** START OF DATA FOR THIS EXERCISE **
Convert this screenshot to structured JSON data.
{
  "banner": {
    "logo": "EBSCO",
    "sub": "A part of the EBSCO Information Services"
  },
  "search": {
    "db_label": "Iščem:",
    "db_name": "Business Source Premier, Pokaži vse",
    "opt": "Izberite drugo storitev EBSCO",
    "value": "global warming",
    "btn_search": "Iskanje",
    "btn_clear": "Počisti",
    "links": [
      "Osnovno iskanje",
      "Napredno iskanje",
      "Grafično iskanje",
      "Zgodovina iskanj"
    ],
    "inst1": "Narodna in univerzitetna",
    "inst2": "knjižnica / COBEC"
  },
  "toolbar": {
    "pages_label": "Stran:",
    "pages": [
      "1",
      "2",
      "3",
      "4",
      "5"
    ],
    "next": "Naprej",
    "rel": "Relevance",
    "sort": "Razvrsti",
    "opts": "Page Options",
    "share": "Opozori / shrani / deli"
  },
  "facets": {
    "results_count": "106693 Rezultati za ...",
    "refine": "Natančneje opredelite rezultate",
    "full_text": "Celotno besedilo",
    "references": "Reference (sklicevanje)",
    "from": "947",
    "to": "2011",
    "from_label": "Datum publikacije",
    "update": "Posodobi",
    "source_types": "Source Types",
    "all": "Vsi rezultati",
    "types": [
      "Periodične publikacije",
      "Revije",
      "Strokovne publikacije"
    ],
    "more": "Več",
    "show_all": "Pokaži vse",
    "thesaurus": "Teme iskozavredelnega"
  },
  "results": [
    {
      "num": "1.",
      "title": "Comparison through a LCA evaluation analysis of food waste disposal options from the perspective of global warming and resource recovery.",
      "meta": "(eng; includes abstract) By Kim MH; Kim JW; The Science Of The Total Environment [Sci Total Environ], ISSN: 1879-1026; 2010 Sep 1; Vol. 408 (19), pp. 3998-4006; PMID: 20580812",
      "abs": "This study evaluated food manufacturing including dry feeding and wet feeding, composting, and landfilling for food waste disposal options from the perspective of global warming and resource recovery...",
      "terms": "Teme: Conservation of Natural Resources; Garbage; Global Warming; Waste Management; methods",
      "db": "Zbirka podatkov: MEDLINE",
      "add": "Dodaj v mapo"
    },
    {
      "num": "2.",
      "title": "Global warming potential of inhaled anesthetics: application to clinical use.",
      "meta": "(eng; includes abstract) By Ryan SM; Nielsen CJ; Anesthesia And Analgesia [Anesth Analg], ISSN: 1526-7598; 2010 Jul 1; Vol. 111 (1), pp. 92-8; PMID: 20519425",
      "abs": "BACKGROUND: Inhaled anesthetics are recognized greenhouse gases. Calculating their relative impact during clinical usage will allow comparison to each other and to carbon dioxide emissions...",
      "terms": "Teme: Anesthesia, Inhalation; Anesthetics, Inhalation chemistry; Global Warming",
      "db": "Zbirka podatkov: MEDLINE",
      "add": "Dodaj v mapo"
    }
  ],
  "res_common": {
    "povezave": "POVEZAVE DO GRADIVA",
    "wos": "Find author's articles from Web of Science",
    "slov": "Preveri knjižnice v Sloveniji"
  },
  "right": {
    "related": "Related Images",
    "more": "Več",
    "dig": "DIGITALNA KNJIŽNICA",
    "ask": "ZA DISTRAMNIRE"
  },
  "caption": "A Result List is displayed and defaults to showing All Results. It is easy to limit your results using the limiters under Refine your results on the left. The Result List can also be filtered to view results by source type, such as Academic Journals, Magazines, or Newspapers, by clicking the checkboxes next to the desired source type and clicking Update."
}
** END OF DATA FOR THIS EXERCISE **
§ **PROBLEM DESCRIPTION**:
Copy all the records above exactly, missing none.

§ **RESULT**:
Convert this screenshot to structured JSON data.
{
  "banner": {
    "logo": "EBSCO",
    "sub": "A part of the EBSCO Information Services"
  },
  "search": {
    "db_label": "Iščem:",
    "db_name": "Business Source Premier, Pokaži vse",
    "opt": "Izberite drugo storitev EBSCO",
    "value": "global warming",
    "btn_search": "Iskanje",
    "btn_clear": "Počisti",
    "links": [
      "Osnovno iskanje",
      "Napredno iskanje",
      "Grafično iskanje",
      "Zgodovina iskanj"
    ],
    "inst1": "Narodna in univerzitetna",
    "inst2": "knjižnica / COBEC"
  },
  "toolbar": {
    "pages_label": "Stran:",
    "pages": [
      "1",
      "2",
      "3",
      "4",
      "5"
    ],
    "next": "Naprej",
    "rel": "Relevance",
    "sort": "Razvrsti",
    "opts": "Page Options",
    "share": "Opozori / shrani / deli"
  },
  "facets": {
    "results_count": "106693 Rezultati za ...",
    "refine": "Natančneje opredelite rezultate",
    "full_text": "Celotno besedilo",
    "references": "Reference (sklicevanje)",
    "from": "947",
    "to": "2011",
    "from_label": "Datum publikacije",
    "update": "Posodobi",
    "source_types": "Source Types",
    "all": "Vsi rezultati",
    "types": [
      "Periodične publikacije",
      "Revije",
      "Strokovne publikacije"
    ],
    "more": "Več",
    "show_all": "Pokaži vse",
    "thesaurus": "Teme iskozavredelnega"
  },
  "results": [
    {
      "num": "1.",
      "title": "Comparison through a LCA evaluation analysis of food waste disposal options from the perspective of global warming and resource recovery.",
      "meta": "(eng; includes abstract) By Kim MH; Kim JW; The Science Of The Total Environment [Sci Total Environ], ISSN: 1879-1026; 2010 Sep 1; Vol. 408 (19), pp. 3998-4006; PMID: 20580812",
      "abs": "This study evaluated food manufacturing including dry feeding and wet feeding, composting, and landfilling for food waste disposal options from the perspective of global warming and resource recovery...",
      "terms": "Teme: Conservation of Natural Resources; Garbage; Global Warming; Waste Management; methods",
      "db": "Zbirka podatkov: MEDLINE",
      "add": "Dodaj v mapo"
    },
    {
      "num": "2.",
      "title": "Global warming potential of inhaled anesthetics: application to clinical use.",
      "meta": "(eng; includes abstract) By Ryan SM; Nielsen CJ; Anesthesia And Analgesia [Anesth Analg], ISSN: 1526-7598; 2010 Jul 1; Vol. 111 (1), pp. 92-8; PMID: 20519425",
      "abs": "BACKGROUND: Inhaled anesthetics are recognized greenhouse gases. Calculating their relative impact during clinical usage will allow comparison to each other and to carbon dioxide emissions...",
      "terms": "Teme: Anesthesia, Inhalation; Anesthetics, Inhalation chemistry; Global Warming",
      "db": "Zbirka podatkov: MEDLINE",
      "add": "Dodaj v mapo"
    }
  ],
  "res_common": {
    "povezave": "POVEZAVE DO GRADIVA",
    "wos": "Find author's articles from Web of Science",
    "slov": "Preveri knjižnice v Sloveniji"
  },
  "right": {
    "related": "Related Images",
    "more": "Več",
    "dig": "DIGITALNA KNJIŽNICA",
    "ask": "ZA DISTRAMNIRE"
  },
  "caption": "A Result List is displayed and defaults to showing All Results. It is easy to limit your results using the limiters under Refine your results on the left. The Result List can also be filtered to view results by source type, such as Academic Journals, Magazines, or Newspapers, by clicking the checkboxes next to the desired source type and clicking Update."
}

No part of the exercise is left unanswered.